>> START
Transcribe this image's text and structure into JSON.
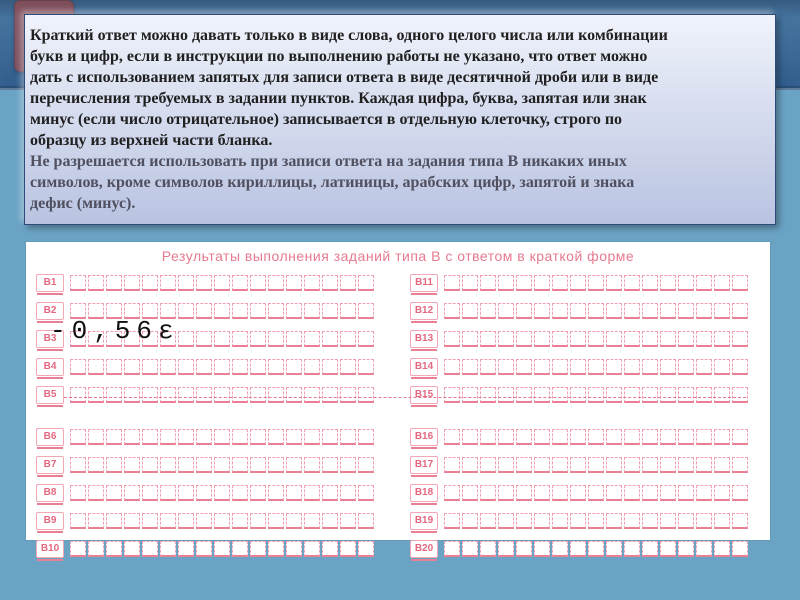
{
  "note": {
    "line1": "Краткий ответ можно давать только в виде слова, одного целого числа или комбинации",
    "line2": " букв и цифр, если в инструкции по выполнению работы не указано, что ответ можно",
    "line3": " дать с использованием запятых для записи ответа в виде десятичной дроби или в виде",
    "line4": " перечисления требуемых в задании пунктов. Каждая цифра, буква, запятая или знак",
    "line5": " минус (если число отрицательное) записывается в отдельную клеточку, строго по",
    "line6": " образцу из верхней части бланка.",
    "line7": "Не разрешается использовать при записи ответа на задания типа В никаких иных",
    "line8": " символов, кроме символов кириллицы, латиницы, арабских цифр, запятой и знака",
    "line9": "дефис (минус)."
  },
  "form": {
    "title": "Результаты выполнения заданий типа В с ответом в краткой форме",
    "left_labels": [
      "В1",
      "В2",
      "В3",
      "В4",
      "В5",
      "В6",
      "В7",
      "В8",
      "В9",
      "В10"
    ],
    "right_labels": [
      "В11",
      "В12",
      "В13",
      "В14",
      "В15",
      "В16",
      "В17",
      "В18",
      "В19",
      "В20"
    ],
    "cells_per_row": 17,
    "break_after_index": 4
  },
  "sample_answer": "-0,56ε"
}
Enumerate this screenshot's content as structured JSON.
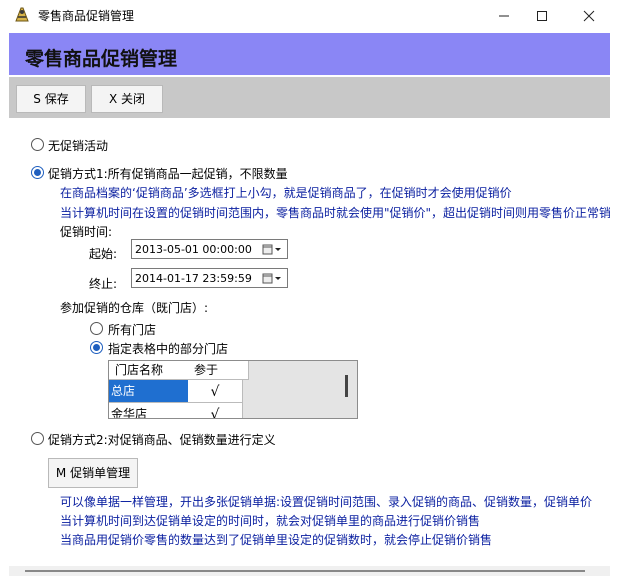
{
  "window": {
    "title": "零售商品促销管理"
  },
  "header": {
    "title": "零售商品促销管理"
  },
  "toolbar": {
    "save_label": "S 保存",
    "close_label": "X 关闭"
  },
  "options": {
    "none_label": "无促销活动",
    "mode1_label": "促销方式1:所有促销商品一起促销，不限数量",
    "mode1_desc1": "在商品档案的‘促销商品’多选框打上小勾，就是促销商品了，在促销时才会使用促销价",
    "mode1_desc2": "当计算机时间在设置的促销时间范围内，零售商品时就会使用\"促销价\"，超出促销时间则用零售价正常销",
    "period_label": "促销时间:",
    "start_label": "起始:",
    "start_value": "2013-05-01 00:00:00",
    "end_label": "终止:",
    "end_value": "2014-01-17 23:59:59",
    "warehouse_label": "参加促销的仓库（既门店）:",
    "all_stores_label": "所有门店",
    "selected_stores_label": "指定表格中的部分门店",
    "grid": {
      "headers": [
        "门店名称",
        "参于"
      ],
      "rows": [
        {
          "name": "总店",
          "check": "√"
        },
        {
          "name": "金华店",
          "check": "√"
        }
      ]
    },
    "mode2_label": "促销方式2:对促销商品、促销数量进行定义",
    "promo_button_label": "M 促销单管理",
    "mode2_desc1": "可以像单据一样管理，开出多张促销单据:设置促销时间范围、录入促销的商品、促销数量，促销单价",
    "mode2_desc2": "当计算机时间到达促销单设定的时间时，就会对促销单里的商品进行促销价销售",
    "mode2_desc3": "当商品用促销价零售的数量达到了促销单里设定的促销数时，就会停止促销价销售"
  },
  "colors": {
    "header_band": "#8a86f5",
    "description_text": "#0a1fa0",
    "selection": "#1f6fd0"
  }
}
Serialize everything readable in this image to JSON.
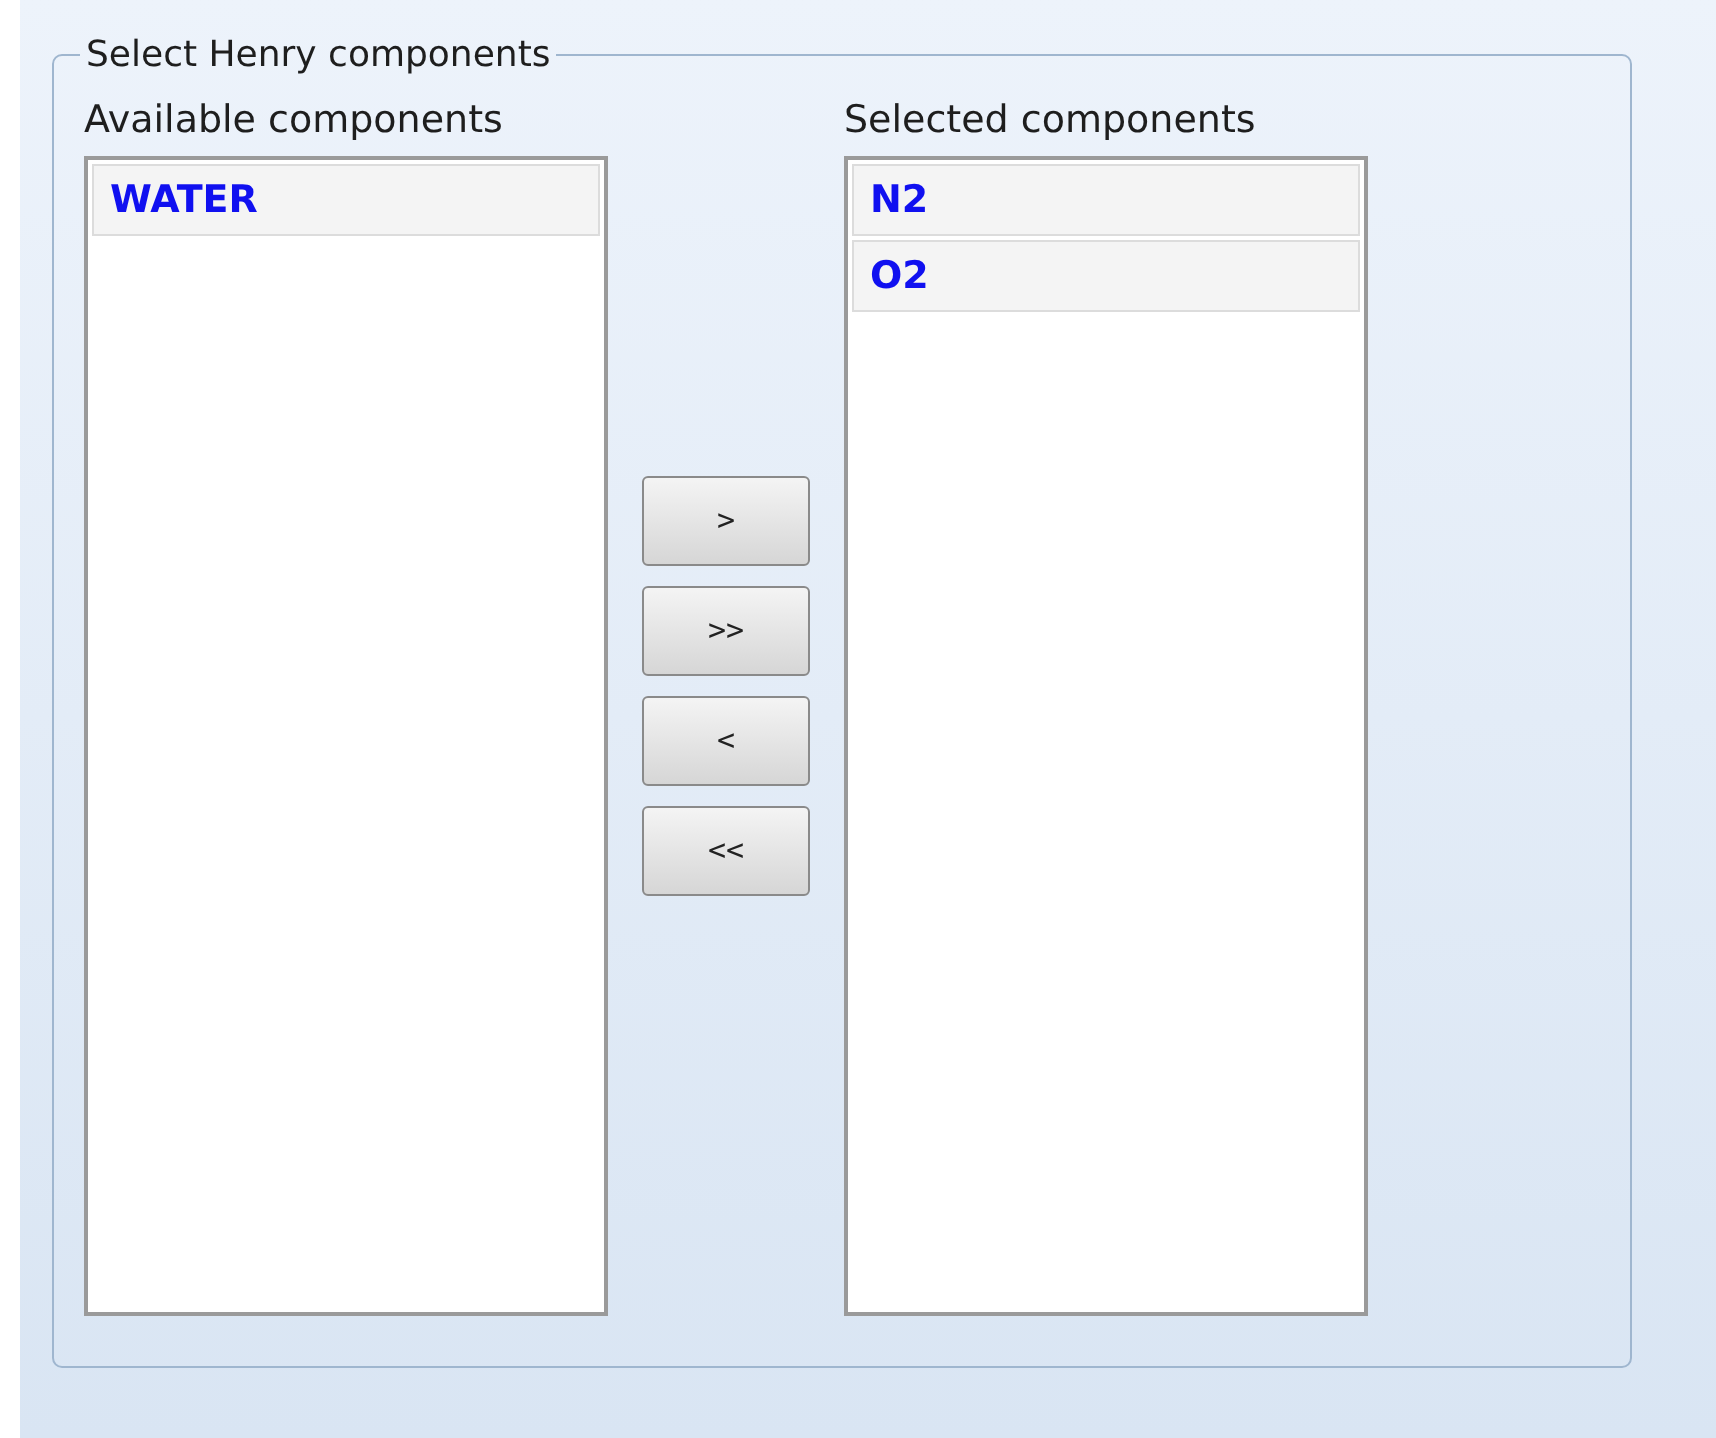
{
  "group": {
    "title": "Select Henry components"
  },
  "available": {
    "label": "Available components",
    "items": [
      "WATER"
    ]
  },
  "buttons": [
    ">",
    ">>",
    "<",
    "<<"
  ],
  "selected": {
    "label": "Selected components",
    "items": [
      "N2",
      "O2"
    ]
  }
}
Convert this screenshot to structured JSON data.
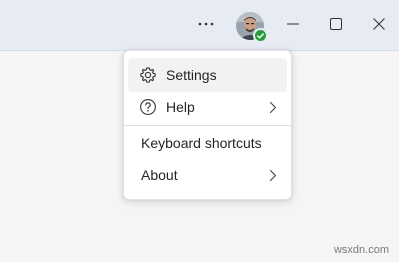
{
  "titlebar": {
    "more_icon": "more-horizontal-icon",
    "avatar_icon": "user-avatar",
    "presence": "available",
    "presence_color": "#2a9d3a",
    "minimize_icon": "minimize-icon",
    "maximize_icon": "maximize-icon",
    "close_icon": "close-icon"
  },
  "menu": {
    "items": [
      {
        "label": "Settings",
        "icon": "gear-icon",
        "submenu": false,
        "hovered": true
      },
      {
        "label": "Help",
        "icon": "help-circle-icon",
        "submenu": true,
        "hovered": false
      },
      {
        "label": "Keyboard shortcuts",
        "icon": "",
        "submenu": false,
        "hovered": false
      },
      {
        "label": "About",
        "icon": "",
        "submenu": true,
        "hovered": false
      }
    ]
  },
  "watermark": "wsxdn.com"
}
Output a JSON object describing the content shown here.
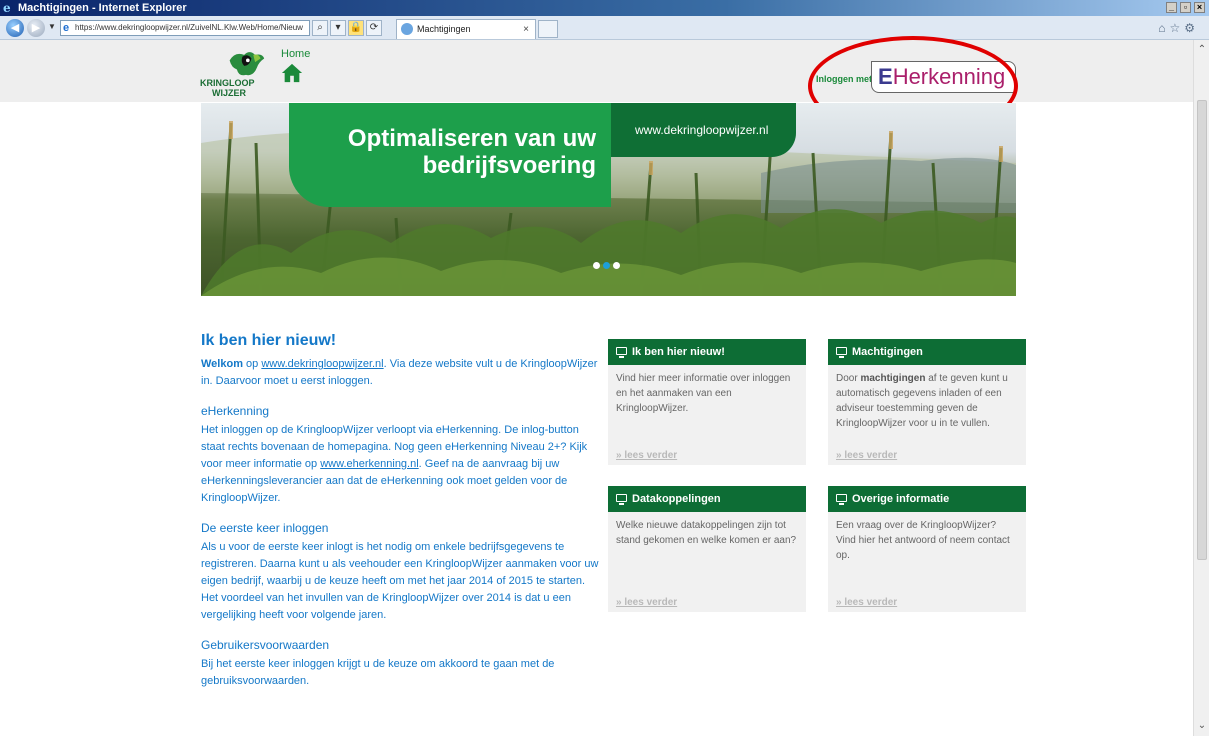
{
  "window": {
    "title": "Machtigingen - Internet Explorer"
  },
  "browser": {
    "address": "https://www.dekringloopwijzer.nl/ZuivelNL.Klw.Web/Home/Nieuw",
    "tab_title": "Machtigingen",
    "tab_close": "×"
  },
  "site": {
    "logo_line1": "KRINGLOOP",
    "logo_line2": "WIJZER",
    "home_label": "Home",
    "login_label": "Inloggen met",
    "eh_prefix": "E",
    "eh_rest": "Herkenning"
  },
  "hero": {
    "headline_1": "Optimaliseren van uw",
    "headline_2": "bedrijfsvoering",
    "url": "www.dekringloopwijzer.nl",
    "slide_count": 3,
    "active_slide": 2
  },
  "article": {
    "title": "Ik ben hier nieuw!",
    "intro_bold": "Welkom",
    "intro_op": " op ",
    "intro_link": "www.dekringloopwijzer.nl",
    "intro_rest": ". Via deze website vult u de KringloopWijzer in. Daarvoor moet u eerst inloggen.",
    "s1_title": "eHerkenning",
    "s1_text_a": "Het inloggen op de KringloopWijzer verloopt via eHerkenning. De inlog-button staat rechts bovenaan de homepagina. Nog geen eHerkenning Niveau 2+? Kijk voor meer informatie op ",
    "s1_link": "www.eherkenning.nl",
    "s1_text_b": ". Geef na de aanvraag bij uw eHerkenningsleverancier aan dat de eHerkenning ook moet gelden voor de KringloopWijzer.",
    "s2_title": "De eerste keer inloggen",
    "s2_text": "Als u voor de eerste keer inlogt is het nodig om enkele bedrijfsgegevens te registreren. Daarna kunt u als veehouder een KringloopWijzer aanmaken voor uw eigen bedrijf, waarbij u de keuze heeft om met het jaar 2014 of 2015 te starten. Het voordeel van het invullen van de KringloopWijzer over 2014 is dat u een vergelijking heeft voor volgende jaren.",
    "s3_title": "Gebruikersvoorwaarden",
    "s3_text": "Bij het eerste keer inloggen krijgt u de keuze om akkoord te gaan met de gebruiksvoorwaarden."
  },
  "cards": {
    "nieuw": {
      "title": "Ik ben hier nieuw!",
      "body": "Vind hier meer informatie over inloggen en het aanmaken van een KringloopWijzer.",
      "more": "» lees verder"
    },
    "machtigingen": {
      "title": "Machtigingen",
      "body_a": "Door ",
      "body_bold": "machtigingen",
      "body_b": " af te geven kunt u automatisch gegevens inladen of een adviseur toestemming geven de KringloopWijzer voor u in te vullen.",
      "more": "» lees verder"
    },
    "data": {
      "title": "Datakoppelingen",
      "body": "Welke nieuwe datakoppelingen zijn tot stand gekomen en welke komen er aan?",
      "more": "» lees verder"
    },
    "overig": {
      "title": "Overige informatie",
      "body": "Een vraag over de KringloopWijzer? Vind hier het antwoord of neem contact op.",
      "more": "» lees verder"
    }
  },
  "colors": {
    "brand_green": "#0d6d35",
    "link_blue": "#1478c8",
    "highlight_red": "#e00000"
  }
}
>> END
» **What needs to be done**
Copy the lines from the entries above in which the word "this" appears.

» **Solution**
Transcribe this image's text and structure into JSON.
Enumerate this screenshot's content as structured JSON.
Serialize everything readable in this image to JSON.
Convert this screenshot to structured JSON data.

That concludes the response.